New build machine for nightlies

assigned to @anarcat

would be happy to spec out some hardware to ship at the new colo (which should be ready to accept it real soon now), or rent whatever at hetzner, as you wish.

mentioned in issue #40964 (closed)

ping @micah

@richard fyi - i'm working with anarcat to spec something out so we can get an idea of what the resource ask would be, be back to you asap

but we should probably run some verify that.

is that something you "some verify" plan to do? :)

So we have this interesting situation where it takes longer than a day to build all of our browser nightlies, and this situation is only going to worsen once we add privacy-browser to the mix.

I think another machine with the same specs as tb-build-04 would be sufficient, but we should probably run some verify that.

Do you mean with the additional disks that haven't been added yet, or without?

Also, your sentence "we should probably run some verify that" is incomplete, were you asking @boklm and @pierov to do something there, or us?

...

On 2022-12-02 17:38:38, Richard Pospesel (@richard) wrote:

-- micah

added lifecycle label

I think it might be better if we take a step back and paint a broader picture of where we want this to be in a few months. in #40964 (comment 2860430) you did a good job at presenting your needs and current infrastructure, but I'd like to see if we can push that idea a bit further...

If you could spec out the 2 or 3 (or 4?) servers you will actually need for the 2-3 next years, then we could see how we implement this. tb-build-04 and -05 have worked well as a stopgap measure to allow you to iterate much faster, and i really like that, but they're going to cost us hell if we pile up more resources on there... they charge prime money for those little extras at hetzner...

I understand 2-3 years is a big ask: it's hard to plan that far. If you want, just look at the next 6 months or something. Also feel free to say "i just want three tb-build-04 with 10TB of disk each, ktxbye", that works too, but then I would worry a little that you'd be in the same situation again in 6 months... ;)

Also keep in mind we're going to setup a huge, high performance cluster in January. The roadmap for that is here:

https://gitlab.torproject.org/groups/tpo/tpa/-/milestones/2#tab-issues

We'd be happy to host you there. You might also want to look at the specs of those new machines here:

https://gitlab.torproject.org/tpo/tpa/team/-/wikis/policy/tpa-rfc-43-cymru-migration-plan#hardware-acquisition

So I don't really have preferences about how/where the machines are allocated. I am a bit hesitant to say yeah totally colocate the build machines with other tor stuff, just because Firefox builds can be a bit greedy w/ respect to resources (I don't want to reduce perf of other TPO services while doing builds).

In terms #goals of what I'd like to see over the next several years:

sufficient remote build resources for devs: currently met with the hetzner servers given the current team size;
- historically we've basically had the implicit assumption that browser devs have sufficient spare hardware laying around to do cross-platform development, build verification, etc.
- Unfortunately this kind of need is more spikey rather than consistent (ie the team may be working entirely on general desktop features in which case local linux dev-builds are fine, other times people may be working on bugs/features specific to other platforms in which case the build machines make everything a lot easier).

Goal:
Repeat the passage of the thread on a new build machine for nightlies from "New build machine" up to and including "issue #40964 (closed)", word for word. You won't need the lines that come after this.

Data section:
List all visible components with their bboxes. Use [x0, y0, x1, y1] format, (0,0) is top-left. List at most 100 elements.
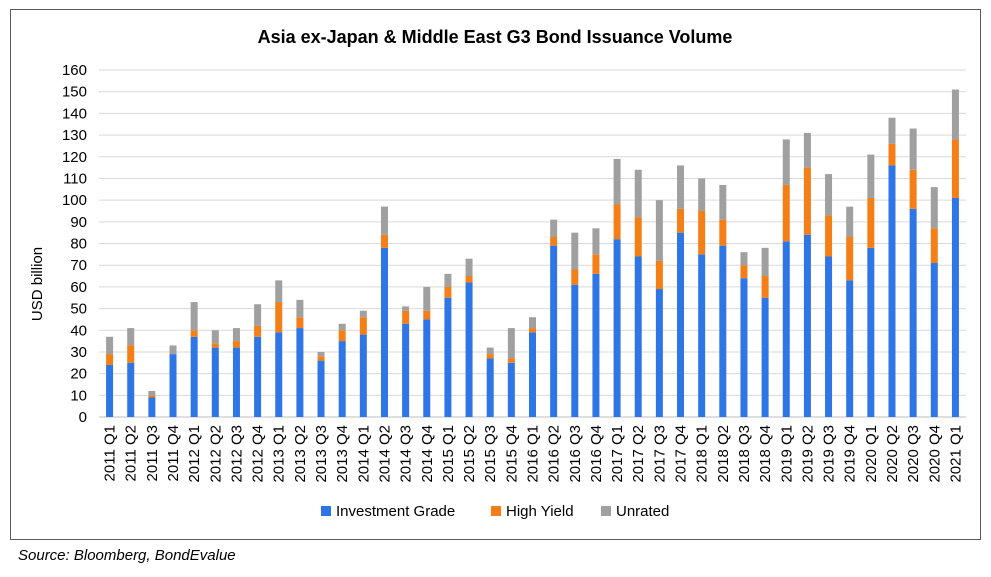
bar-investment-grade: [317, 360, 325, 417]
bar-investment-grade: [380, 247, 388, 417]
bar-unrated: [402, 306, 410, 311]
x-tick-label: 2014 Q3: [398, 425, 415, 483]
y-tick-label: 160: [62, 62, 87, 79]
bar-unrated: [698, 178, 706, 211]
bar-unrated: [106, 336, 114, 355]
bar-unrated: [782, 139, 790, 185]
bar-high-yield: [402, 310, 410, 324]
x-tick-label: 2015 Q1: [440, 425, 457, 483]
x-tick-label: 2012 Q3: [228, 425, 245, 483]
bar-high-yield: [211, 343, 219, 348]
x-tick-label: 2015 Q4: [503, 425, 520, 483]
bar-high-yield: [571, 269, 579, 285]
x-tick-label: 2014 Q1: [355, 425, 372, 483]
bar-high-yield: [486, 354, 494, 359]
gridlines: [99, 69, 966, 418]
bar-high-yield: [275, 302, 283, 333]
bar-investment-grade: [719, 245, 727, 417]
bar-unrated: [317, 351, 325, 357]
x-tick-label: 2014 Q4: [419, 425, 436, 483]
legend-label-high-yield: High Yield: [506, 503, 574, 520]
y-tick-label: 90: [70, 214, 87, 231]
x-tick-label: 2011 Q4: [165, 425, 182, 481]
bar-investment-grade: [761, 297, 769, 417]
bar-unrated: [423, 286, 431, 311]
x-tick-label: 2014 Q2: [376, 425, 393, 483]
x-tick-label: 2020 Q4: [926, 425, 943, 483]
bar-high-yield: [232, 341, 240, 348]
bar-unrated: [254, 304, 262, 326]
x-tick-label: 2018 Q2: [715, 425, 732, 483]
y-tick-label: 100: [62, 192, 87, 209]
x-tick-label: 2011 Q3: [144, 425, 161, 481]
bar-unrated: [761, 247, 769, 277]
x-tick-label: 2017 Q1: [609, 425, 626, 483]
bar-unrated: [486, 347, 494, 355]
x-tick-label: 2021 Q1: [947, 425, 964, 483]
chart-frame: Asia ex-Japan & Middle East G3 Bond Issu…: [10, 9, 981, 540]
bar-investment-grade: [444, 297, 452, 417]
source-note: Source: Bloomberg, BondEvalue: [18, 547, 236, 564]
bar-unrated: [444, 273, 452, 287]
bar-high-yield: [846, 236, 854, 281]
bar-unrated: [127, 328, 135, 346]
bar-investment-grade: [655, 289, 663, 417]
bar-investment-grade: [867, 247, 875, 417]
bar-unrated: [148, 390, 156, 396]
bar-unrated: [550, 219, 558, 237]
bar-investment-grade: [486, 358, 494, 417]
x-tick-label: 2017 Q4: [673, 425, 690, 483]
bar-investment-grade: [275, 332, 283, 417]
bar-high-yield: [803, 167, 811, 235]
bar-investment-grade: [232, 347, 240, 417]
x-tick-label: 2013 Q1: [271, 425, 288, 483]
bar-unrated: [740, 252, 748, 266]
legend-swatch-investment-grade: [321, 506, 331, 516]
chart-title: Asia ex-Japan & Middle East G3 Bond Issu…: [258, 27, 733, 47]
y-tick-label: 140: [62, 105, 87, 122]
x-tick-label: 2011 Q2: [123, 425, 140, 481]
x-tick-label: 2019 Q2: [799, 425, 816, 483]
bar-unrated: [867, 154, 875, 198]
bar-high-yield: [888, 143, 896, 166]
bar-unrated: [380, 206, 388, 235]
x-tick-label: 2012 Q2: [207, 425, 224, 483]
bar-high-yield: [930, 228, 938, 264]
bar-high-yield: [634, 217, 642, 257]
x-tick-label: 2019 Q4: [842, 425, 859, 483]
bar-high-yield: [592, 254, 600, 274]
bar-unrated: [592, 228, 600, 255]
bar-high-yield: [190, 330, 198, 337]
bar-investment-grade: [106, 364, 114, 417]
bar-investment-grade: [613, 239, 621, 417]
bar-high-yield: [719, 219, 727, 246]
bar-unrated: [232, 328, 240, 342]
bar-high-yield: [782, 184, 790, 242]
bar-high-yield: [740, 265, 748, 279]
bar-investment-grade: [740, 278, 748, 417]
bar-high-yield: [761, 276, 769, 298]
bar-unrated: [634, 169, 642, 218]
bar-high-yield: [106, 354, 114, 365]
bar-investment-grade: [888, 165, 896, 417]
bar-investment-grade: [254, 336, 262, 417]
x-axis-ticks: 2011 Q1 2011 Q2 2011 Q3 2011 Q4 2012 Q1 2012 …: [102, 425, 965, 483]
legend-swatch-unrated: [601, 506, 611, 516]
x-tick-label: 2019 Q1: [778, 425, 795, 483]
bar-unrated: [211, 330, 219, 344]
x-tick-label: 2020 Q1: [863, 425, 880, 483]
bar-high-yield: [254, 325, 262, 337]
bar-high-yield: [317, 356, 325, 361]
y-tick-label: 80: [70, 236, 87, 253]
bar-unrated: [190, 302, 198, 331]
bar-investment-grade: [402, 323, 410, 417]
y-tick-label: 130: [62, 127, 87, 144]
bar-unrated: [909, 128, 917, 170]
bar-high-yield: [529, 328, 536, 333]
bar-investment-grade: [338, 341, 346, 417]
stacked-bar-chart: Asia ex-Japan & Middle East G3 Bond Issu…: [29, 27, 966, 520]
x-tick-label: 2018 Q3: [736, 425, 753, 483]
bar-investment-grade: [825, 256, 833, 417]
bar-high-yield: [909, 169, 917, 209]
y-tick-label: 120: [62, 149, 87, 166]
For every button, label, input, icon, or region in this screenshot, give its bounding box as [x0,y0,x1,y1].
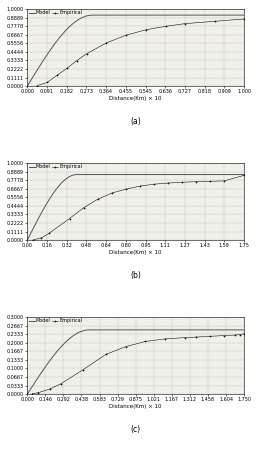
Empirical [138,184,141,189]
Empirical [181,179,184,185]
Line: Model: Model [27,175,244,240]
Empirical [48,387,51,392]
Line: Empirical: Empirical [36,18,245,87]
Model [155,327,158,332]
Empirical [105,40,108,46]
Empirical [125,32,128,38]
Empirical [96,197,99,202]
Model [26,391,29,397]
Empirical [213,18,216,24]
Empirical [243,331,246,336]
Model [243,172,246,177]
Empirical [223,333,226,338]
Empirical [164,23,167,29]
Model [143,13,147,18]
Empirical [85,51,88,56]
Empirical [110,190,113,196]
Empirical [55,73,59,78]
Empirical [164,336,167,341]
Model [243,13,246,18]
Empirical [195,179,198,184]
Empirical [82,367,85,373]
Model [91,13,94,18]
Empirical [144,27,147,32]
Empirical [65,66,68,71]
Model [143,327,147,332]
Empirical [166,180,170,186]
X-axis label: Distance(Km) × 10: Distance(Km) × 10 [109,404,162,409]
Legend: Model, Empirical: Model, Empirical [28,318,83,324]
Empirical [59,381,62,387]
Model [238,327,241,332]
Model [155,172,158,177]
Model [26,238,29,243]
Empirical [183,335,186,341]
Model [143,172,147,177]
Model [129,13,132,18]
Model [130,172,133,177]
Legend: Model, Empirical: Model, Empirical [28,10,83,16]
Model [26,83,29,89]
Empirical [32,237,35,243]
Model [204,327,207,332]
Empirical [82,205,85,211]
Model [204,172,207,177]
Line: Empirical: Empirical [31,332,245,395]
Empirical [223,178,226,184]
Empirical [239,332,242,337]
Empirical [104,352,108,357]
Model [238,13,241,18]
X-axis label: Distance(Km) × 10: Distance(Km) × 10 [109,250,162,255]
Model [129,172,132,177]
Line: Model: Model [27,15,244,86]
Line: Empirical: Empirical [32,174,245,241]
Empirical [68,216,71,221]
Empirical [31,391,34,396]
X-axis label: Distance(Km) × 10: Distance(Km) × 10 [109,96,162,101]
Empirical [40,235,43,240]
Legend: Model, Empirical: Model, Empirical [28,164,83,170]
Model [130,13,133,18]
Empirical [75,58,78,63]
Empirical [48,230,51,236]
Model [76,172,79,177]
Model [243,327,246,332]
Empirical [209,334,212,339]
Empirical [37,390,40,396]
Empirical [124,344,127,350]
Empirical [152,181,155,187]
Text: (c): (c) [131,425,141,434]
Empirical [124,187,127,192]
Model [88,327,91,332]
Model [130,327,133,332]
Empirical [195,334,198,340]
Model [238,172,241,177]
Empirical [144,339,147,344]
Text: (b): (b) [130,271,141,280]
Empirical [243,173,246,178]
Model [155,13,158,18]
Empirical [46,80,49,85]
Empirical [35,83,38,88]
Line: Model: Model [27,330,244,394]
Model [129,327,132,332]
Empirical [234,332,237,338]
Empirical [209,179,212,184]
Model [204,13,207,18]
Text: (a): (a) [130,117,141,126]
Empirical [184,21,187,26]
Empirical [243,16,246,22]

Final result:
New build machine for nightlies

assigned to @anarcat

would be happy to spec out some hardware to ship at the new colo (which should be ready to accept it real soon now), or rent whatever at hetzner, as you wish.

mentioned in issue #40964 (closed)